>> START SUPPLIED RECORDS

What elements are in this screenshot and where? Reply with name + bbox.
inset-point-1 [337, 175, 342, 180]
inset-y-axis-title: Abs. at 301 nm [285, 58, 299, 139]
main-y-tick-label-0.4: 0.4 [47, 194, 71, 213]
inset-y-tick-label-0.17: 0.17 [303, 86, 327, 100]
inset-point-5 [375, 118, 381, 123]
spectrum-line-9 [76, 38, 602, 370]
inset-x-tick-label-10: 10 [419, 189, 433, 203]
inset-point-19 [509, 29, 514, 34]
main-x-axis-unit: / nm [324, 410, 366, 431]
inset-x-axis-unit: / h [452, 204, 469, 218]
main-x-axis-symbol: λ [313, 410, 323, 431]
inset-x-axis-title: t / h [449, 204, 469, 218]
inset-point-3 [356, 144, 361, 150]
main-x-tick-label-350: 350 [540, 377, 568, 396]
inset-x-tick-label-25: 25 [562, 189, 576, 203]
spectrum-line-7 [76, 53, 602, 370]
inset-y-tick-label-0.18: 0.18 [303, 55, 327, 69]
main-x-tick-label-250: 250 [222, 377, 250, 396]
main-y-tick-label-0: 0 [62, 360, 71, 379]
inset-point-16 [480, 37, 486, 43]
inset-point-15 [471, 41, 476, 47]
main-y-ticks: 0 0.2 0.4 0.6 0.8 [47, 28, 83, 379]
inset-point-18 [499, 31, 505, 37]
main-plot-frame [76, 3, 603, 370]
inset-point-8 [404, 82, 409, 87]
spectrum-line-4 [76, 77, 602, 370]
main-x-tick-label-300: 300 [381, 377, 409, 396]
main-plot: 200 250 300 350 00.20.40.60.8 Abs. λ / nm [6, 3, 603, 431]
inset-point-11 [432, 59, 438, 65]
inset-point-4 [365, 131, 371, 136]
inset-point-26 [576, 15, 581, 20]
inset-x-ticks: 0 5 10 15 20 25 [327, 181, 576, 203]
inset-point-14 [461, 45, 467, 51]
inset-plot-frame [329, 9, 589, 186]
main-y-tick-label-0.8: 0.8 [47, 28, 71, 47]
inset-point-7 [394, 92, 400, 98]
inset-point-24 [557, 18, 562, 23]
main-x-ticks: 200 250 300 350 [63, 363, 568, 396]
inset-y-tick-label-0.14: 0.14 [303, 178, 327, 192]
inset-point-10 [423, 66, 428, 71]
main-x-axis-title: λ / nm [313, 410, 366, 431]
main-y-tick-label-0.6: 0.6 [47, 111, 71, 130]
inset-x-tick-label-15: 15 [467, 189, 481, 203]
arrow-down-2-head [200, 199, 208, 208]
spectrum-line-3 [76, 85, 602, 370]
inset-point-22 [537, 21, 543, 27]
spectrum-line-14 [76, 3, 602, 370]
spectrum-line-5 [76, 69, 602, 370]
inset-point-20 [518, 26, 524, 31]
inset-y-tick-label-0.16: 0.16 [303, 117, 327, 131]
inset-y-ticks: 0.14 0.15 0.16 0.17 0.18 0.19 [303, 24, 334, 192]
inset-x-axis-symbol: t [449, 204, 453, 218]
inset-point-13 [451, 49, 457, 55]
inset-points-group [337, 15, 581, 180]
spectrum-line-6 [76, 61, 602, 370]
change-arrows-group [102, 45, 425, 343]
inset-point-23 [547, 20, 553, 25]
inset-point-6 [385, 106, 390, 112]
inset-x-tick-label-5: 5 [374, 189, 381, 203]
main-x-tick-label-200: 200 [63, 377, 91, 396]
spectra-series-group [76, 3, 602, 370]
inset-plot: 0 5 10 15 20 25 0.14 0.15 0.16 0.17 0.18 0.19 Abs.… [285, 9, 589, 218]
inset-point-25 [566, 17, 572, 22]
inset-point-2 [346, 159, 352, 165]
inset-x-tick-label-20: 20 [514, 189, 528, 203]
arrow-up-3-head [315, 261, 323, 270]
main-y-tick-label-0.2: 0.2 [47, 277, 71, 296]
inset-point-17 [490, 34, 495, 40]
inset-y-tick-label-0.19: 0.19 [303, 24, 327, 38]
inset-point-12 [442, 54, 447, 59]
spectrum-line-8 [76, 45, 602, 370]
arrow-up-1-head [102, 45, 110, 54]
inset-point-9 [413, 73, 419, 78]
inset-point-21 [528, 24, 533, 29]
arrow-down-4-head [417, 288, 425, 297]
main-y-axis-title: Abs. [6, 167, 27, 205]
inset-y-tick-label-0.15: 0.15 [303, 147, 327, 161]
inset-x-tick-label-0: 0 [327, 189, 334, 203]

>> END SUPPLIED RECORDS

YOUR GOAL:
Rewrite the rows from the start down through the line containing "main-y-tick-label-0.6: 0.6 [47, 111, 71, 130]", replacing "spectrum-line" with "spectrum-curve" and leaving everything else unchanged.

COMPLETED TASK:
What elements are in this screenshot and where? Reply with name + bbox.
inset-point-1 [337, 175, 342, 180]
inset-y-axis-title: Abs. at 301 nm [285, 58, 299, 139]
main-y-tick-label-0.4: 0.4 [47, 194, 71, 213]
inset-y-tick-label-0.17: 0.17 [303, 86, 327, 100]
inset-point-5 [375, 118, 381, 123]
spectrum-curve-9 [76, 38, 602, 370]
inset-x-tick-label-10: 10 [419, 189, 433, 203]
inset-point-19 [509, 29, 514, 34]
main-x-axis-unit: / nm [324, 410, 366, 431]
inset-x-axis-unit: / h [452, 204, 469, 218]
main-x-axis-symbol: λ [313, 410, 323, 431]
inset-x-axis-title: t / h [449, 204, 469, 218]
inset-point-3 [356, 144, 361, 150]
main-x-tick-label-350: 350 [540, 377, 568, 396]
inset-x-tick-label-25: 25 [562, 189, 576, 203]
spectrum-curve-7 [76, 53, 602, 370]
inset-y-tick-label-0.18: 0.18 [303, 55, 327, 69]
main-x-tick-label-250: 250 [222, 377, 250, 396]
main-y-tick-label-0: 0 [62, 360, 71, 379]
inset-point-16 [480, 37, 486, 43]
inset-point-15 [471, 41, 476, 47]
main-y-ticks: 0 0.2 0.4 0.6 0.8 [47, 28, 83, 379]
inset-point-18 [499, 31, 505, 37]
main-plot-frame [76, 3, 603, 370]
inset-point-8 [404, 82, 409, 87]
spectrum-curve-4 [76, 77, 602, 370]
main-x-tick-label-300: 300 [381, 377, 409, 396]
main-plot: 200 250 300 350 00.20.40.60.8 Abs. λ / nm [6, 3, 603, 431]
inset-point-11 [432, 59, 438, 65]
inset-point-4 [365, 131, 371, 136]
inset-point-26 [576, 15, 581, 20]
inset-x-ticks: 0 5 10 15 20 25 [327, 181, 576, 203]
inset-point-14 [461, 45, 467, 51]
inset-plot-frame [329, 9, 589, 186]
main-y-tick-label-0.8: 0.8 [47, 28, 71, 47]
inset-point-7 [394, 92, 400, 98]
inset-point-24 [557, 18, 562, 23]
main-x-ticks: 200 250 300 350 [63, 363, 568, 396]
inset-y-tick-label-0.14: 0.14 [303, 178, 327, 192]
inset-point-10 [423, 66, 428, 71]
main-x-axis-title: λ / nm [313, 410, 366, 431]
main-y-tick-label-0.6: 0.6 [47, 111, 71, 130]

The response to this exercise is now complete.